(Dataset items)
----

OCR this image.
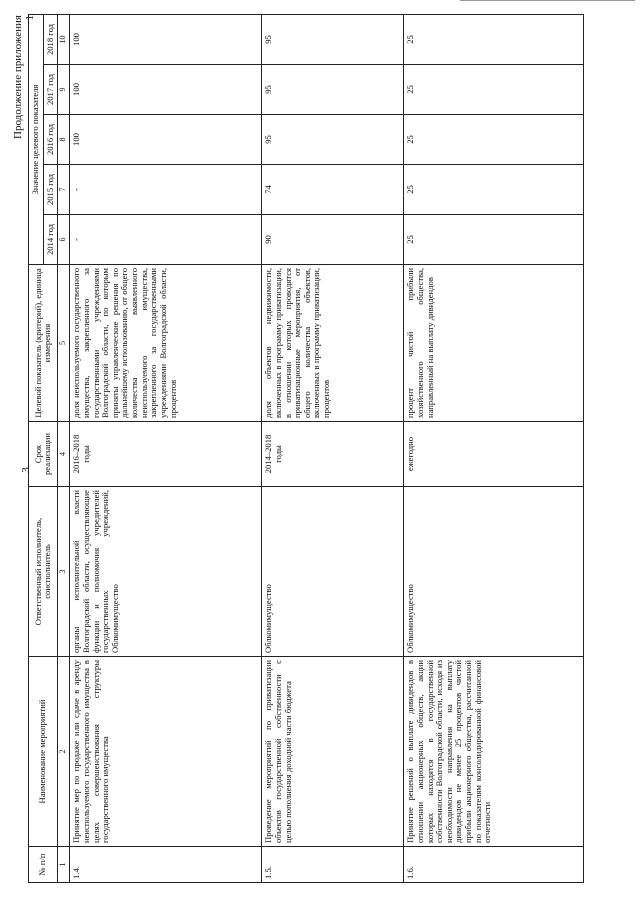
3
Продолжение приложения 1
№ п/п	Наименование мероприятий	Ответственный исполнитель, соисполнитель	Срок реализации	Целевой показатель (критерий), единица измерения	Значение целевого показателя				
					2014 год	2015 год	2016 год	2017 год	2018 год
1	2	3	4	5	6	7	8	9	10
1.4.	Принятие мер по продаже или сдаче в аренду неиспользуемого государственного имущества в целях совершенствования структуры государственного имущества	органы исполнительной власти Волгоградской области, осуществляющие функции и полномочия учредителей государственных учреждений, Облкомимущество	2016–2018 годы	доля неиспользуемого государственного имущества, закрепленного за государственными учреждениями Волгоградской области, по которым приняты управленческие решения по дальнейшему использованию, от общего количества выявленного неиспользуемого имущества, закрепленного за государственными учреждениями Волгоградской области, процентов	-	-	100	100	100
1.5.	Проведение мероприятий по приватизации объектов государственной собственности с целью пополнения доходной части бюджета	Облкомимущество	2014–2018 годы	доля объектов недвижимости, включенных в программу приватизации, в отношении которых проводятся приватизационные мероприятия, от общего количества объектов, включенных в программу приватизации, процентов	90	74	95	95	95
1.6.	Принятие решений о выплате дивидендов в отношении акционерных обществ, акции которых находятся в государственной собственности Волгоградской области, исходя из необходимости направления на выплату дивидендов не менее 25 процентов чистой прибыли акционерного общества, рассчитанной по показателям консолидированной финансовой отчетности	Облкомимущество	ежегодно	процент чистой прибыли хозяйственного общества, направленный на выплату дивидендов	25	25	25	25	25
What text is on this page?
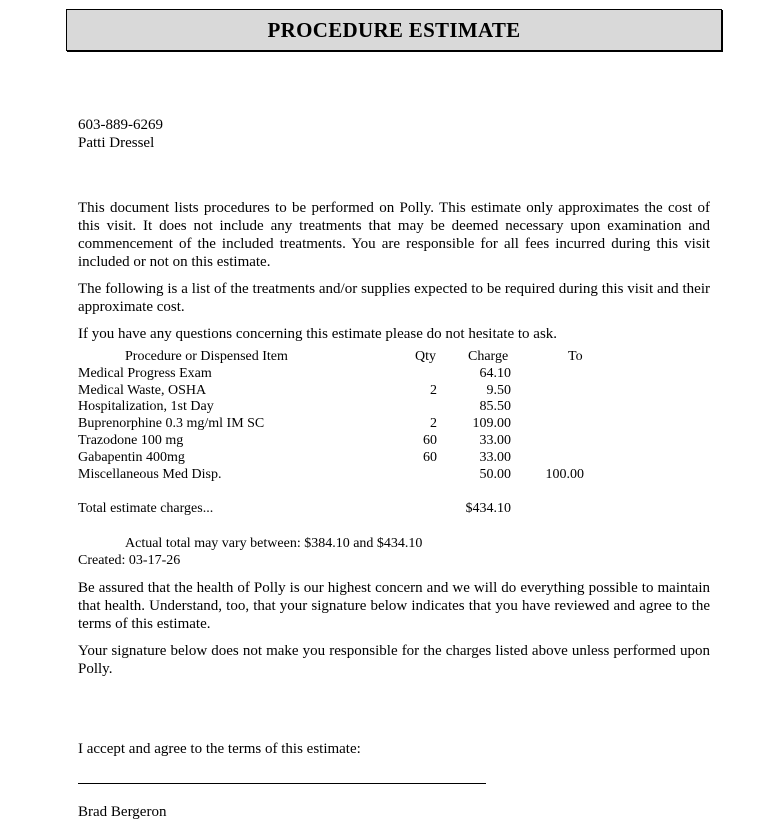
PROCEDURE ESTIMATE
603-889-6269
Patti Dressel
This document lists procedures to be performed on Polly. This estimate only approximates the cost of this visit. It does not include any treatments that may be deemed necessary upon examination and commencement of the included treatments. You are responsible for all fees incurred during this visit included or not on this estimate.
The following is a list of the treatments and/or supplies expected to be required during this visit and their approximate cost.
If you have any questions concerning this estimate please do not hesitate to ask.
Procedure or Dispensed Item	Qty Charge	To
Medical Progress Exam	64.10
Medical Waste, OSHA	2	9.50
Hospitalization, 1st Day	85.50
Buprenorphine 0.3 mg/ml IM SC	2	109.00
Trazodone 100 mg	60	33.00
Gabapentin 400mg	60	33.00
Miscellaneous Med Disp.	50.00	100.00
Total estimate charges...	$434.10
Actual total may vary between: $384.10 and $434.10
Created: 03-17-26
Be assured that the health of Polly is our highest concern and we will do everything possible to maintain that health. Understand, too, that your signature below indicates that you have reviewed and agree to the terms of this estimate.
Your signature below does not make you responsible for the charges listed above unless performed upon Polly.
I accept and agree to the terms of this estimate:
Brad Bergeron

----

- CHALLENGE -
Take the records above and transcribe them exactly, dropping every picture.

- SOLUTION BELOW -
OCR this image.
3
Продолжение приложения 1
№ п/п	Наименование мероприятий	Ответственный исполнитель, соисполнитель	Срок реализации	Целевой показатель (критерий), единица измерения	Значение целевого показателя				
					2014 год	2015 год	2016 год	2017 год	2018 год
1	2	3	4	5	6	7	8	9	10
1.4.	Принятие мер по продаже или сдаче в аренду неиспользуемого государственного имущества в целях совершенствования структуры государственного имущества	органы исполнительной власти Волгоградской области, осуществляющие функции и полномочия учредителей государственных учреждений, Облкомимущество	2016–2018 годы	доля неиспользуемого государственного имущества, закрепленного за государственными учреждениями Волгоградской области, по которым приняты управленческие решения по дальнейшему использованию, от общего количества выявленного неиспользуемого имущества, закрепленного за государственными учреждениями Волгоградской области, процентов	-	-	100	100	100
1.5.	Проведение мероприятий по приватизации объектов государственной собственности с целью пополнения доходной части бюджета	Облкомимущество	2014–2018 годы	доля объектов недвижимости, включенных в программу приватизации, в отношении которых проводятся приватизационные мероприятия, от общего количества объектов, включенных в программу приватизации, процентов	90	74	95	95	95
1.6.	Принятие решений о выплате дивидендов в отношении акционерных обществ, акции которых находятся в государственной собственности Волгоградской области, исходя из необходимости направления на выплату дивидендов не менее 25 процентов чистой прибыли акционерного общества, рассчитанной по показателям консолидированной финансовой отчетности	Облкомимущество	ежегодно	процент чистой прибыли хозяйственного общества, направленный на выплату дивидендов	25	25	25	25	25
What text is on this page?
PROCEDURE ESTIMATE
603-889-6269
Patti Dressel
This document lists procedures to be performed on Polly. This estimate only approximates the cost of this visit. It does not include any treatments that may be deemed necessary upon examination and commencement of the included treatments. You are responsible for all fees incurred during this visit included or not on this estimate.
The following is a list of the treatments and/or supplies expected to be required during this visit and their approximate cost.
If you have any questions concerning this estimate please do not hesitate to ask.
Procedure or Dispensed Item	Qty Charge	To
Medical Progress Exam	64.10
Medical Waste, OSHA	2	9.50
Hospitalization, 1st Day	85.50
Buprenorphine 0.3 mg/ml IM SC	2	109.00
Trazodone 100 mg	60	33.00
Gabapentin 400mg	60	33.00
Miscellaneous Med Disp.	50.00	100.00
Total estimate charges...	$434.10
Actual total may vary between: $384.10 and $434.10
Created: 03-17-26
Be assured that the health of Polly is our highest concern and we will do everything possible to maintain that health. Understand, too, that your signature below indicates that you have reviewed and agree to the terms of this estimate.
Your signature below does not make you responsible for the charges listed above unless performed upon Polly.
I accept and agree to the terms of this estimate:
Brad Bergeron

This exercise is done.